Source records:
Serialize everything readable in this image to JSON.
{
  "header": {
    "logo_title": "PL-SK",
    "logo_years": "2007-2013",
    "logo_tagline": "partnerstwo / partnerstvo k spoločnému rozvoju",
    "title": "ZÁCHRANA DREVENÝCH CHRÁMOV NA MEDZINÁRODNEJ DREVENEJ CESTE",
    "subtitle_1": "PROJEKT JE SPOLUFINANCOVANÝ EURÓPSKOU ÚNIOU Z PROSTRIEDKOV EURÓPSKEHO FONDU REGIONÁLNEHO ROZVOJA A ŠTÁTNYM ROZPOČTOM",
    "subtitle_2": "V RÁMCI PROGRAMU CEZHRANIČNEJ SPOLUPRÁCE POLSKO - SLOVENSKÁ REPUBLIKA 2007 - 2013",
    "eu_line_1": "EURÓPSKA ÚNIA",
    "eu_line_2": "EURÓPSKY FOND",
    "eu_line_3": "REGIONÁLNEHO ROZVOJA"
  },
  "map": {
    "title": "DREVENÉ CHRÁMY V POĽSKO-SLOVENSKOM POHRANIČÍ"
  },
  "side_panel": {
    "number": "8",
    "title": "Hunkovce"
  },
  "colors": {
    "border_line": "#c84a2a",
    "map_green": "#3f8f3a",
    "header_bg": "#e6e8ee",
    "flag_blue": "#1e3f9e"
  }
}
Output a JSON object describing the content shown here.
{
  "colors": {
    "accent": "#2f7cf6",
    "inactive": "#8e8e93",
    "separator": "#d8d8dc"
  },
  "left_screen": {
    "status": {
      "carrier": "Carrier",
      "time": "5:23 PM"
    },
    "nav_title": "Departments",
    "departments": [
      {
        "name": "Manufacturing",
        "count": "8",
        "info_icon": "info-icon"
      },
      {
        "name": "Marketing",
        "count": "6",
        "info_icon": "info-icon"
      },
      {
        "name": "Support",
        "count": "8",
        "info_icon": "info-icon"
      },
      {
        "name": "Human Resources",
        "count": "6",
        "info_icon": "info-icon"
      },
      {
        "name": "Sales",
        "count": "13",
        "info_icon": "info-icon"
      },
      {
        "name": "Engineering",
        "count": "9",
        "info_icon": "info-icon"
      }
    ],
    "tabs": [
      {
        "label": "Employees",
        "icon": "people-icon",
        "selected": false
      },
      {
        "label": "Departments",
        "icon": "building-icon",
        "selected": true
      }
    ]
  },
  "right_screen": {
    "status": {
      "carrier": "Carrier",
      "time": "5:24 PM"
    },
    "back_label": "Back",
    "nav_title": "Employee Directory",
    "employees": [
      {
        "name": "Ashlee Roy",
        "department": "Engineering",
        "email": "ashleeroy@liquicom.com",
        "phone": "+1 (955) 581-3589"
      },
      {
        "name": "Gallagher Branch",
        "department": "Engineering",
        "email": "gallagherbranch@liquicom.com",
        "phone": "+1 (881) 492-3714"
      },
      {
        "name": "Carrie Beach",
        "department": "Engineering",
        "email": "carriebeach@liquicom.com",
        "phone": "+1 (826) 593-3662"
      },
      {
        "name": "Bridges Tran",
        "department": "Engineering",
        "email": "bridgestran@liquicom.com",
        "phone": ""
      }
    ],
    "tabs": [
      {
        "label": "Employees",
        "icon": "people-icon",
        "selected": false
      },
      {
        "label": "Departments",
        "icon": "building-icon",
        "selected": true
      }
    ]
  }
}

- WHAT IS BEING ASKED:
Write out the whole listing again, exactly as it stands.

- EXERCISE OUTPUT:
Serialize everything readable in this image to JSON.
{
  "header": {
    "logo_title": "PL-SK",
    "logo_years": "2007-2013",
    "logo_tagline": "partnerstwo / partnerstvo k spoločnému rozvoju",
    "title": "ZÁCHRANA DREVENÝCH CHRÁMOV NA MEDZINÁRODNEJ DREVENEJ CESTE",
    "subtitle_1": "PROJEKT JE SPOLUFINANCOVANÝ EURÓPSKOU ÚNIOU Z PROSTRIEDKOV EURÓPSKEHO FONDU REGIONÁLNEHO ROZVOJA A ŠTÁTNYM ROZPOČTOM",
    "subtitle_2": "V RÁMCI PROGRAMU CEZHRANIČNEJ SPOLUPRÁCE POLSKO - SLOVENSKÁ REPUBLIKA 2007 - 2013",
    "eu_line_1": "EURÓPSKA ÚNIA",
    "eu_line_2": "EURÓPSKY FOND",
    "eu_line_3": "REGIONÁLNEHO ROZVOJA"
  },
  "map": {
    "title": "DREVENÉ CHRÁMY V POĽSKO-SLOVENSKOM POHRANIČÍ"
  },
  "side_panel": {
    "number": "8",
    "title": "Hunkovce"
  },
  "colors": {
    "border_line": "#c84a2a",
    "map_green": "#3f8f3a",
    "header_bg": "#e6e8ee",
    "flag_blue": "#1e3f9e"
  }
}
Output a JSON object describing the content shown here.
{
  "colors": {
    "accent": "#2f7cf6",
    "inactive": "#8e8e93",
    "separator": "#d8d8dc"
  },
  "left_screen": {
    "status": {
      "carrier": "Carrier",
      "time": "5:23 PM"
    },
    "nav_title": "Departments",
    "departments": [
      {
        "name": "Manufacturing",
        "count": "8",
        "info_icon": "info-icon"
      },
      {
        "name": "Marketing",
        "count": "6",
        "info_icon": "info-icon"
      },
      {
        "name": "Support",
        "count": "8",
        "info_icon": "info-icon"
      },
      {
        "name": "Human Resources",
        "count": "6",
        "info_icon": "info-icon"
      },
      {
        "name": "Sales",
        "count": "13",
        "info_icon": "info-icon"
      },
      {
        "name": "Engineering",
        "count": "9",
        "info_icon": "info-icon"
      }
    ],
    "tabs": [
      {
        "label": "Employees",
        "icon": "people-icon",
        "selected": false
      },
      {
        "label": "Departments",
        "icon": "building-icon",
        "selected": true
      }
    ]
  },
  "right_screen": {
    "status": {
      "carrier": "Carrier",
      "time": "5:24 PM"
    },
    "back_label": "Back",
    "nav_title": "Employee Directory",
    "employees": [
      {
        "name": "Ashlee Roy",
        "department": "Engineering",
        "email": "ashleeroy@liquicom.com",
        "phone": "+1 (955) 581-3589"
      },
      {
        "name": "Gallagher Branch",
        "department": "Engineering",
        "email": "gallagherbranch@liquicom.com",
        "phone": "+1 (881) 492-3714"
      },
      {
        "name": "Carrie Beach",
        "department": "Engineering",
        "email": "carriebeach@liquicom.com",
        "phone": "+1 (826) 593-3662"
      },
      {
        "name": "Bridges Tran",
        "department": "Engineering",
        "email": "bridgestran@liquicom.com",
        "phone": ""
      }
    ],
    "tabs": [
      {
        "label": "Employees",
        "icon": "people-icon",
        "selected": false
      },
      {
        "label": "Departments",
        "icon": "building-icon",
        "selected": true
      }
    ]
  }
}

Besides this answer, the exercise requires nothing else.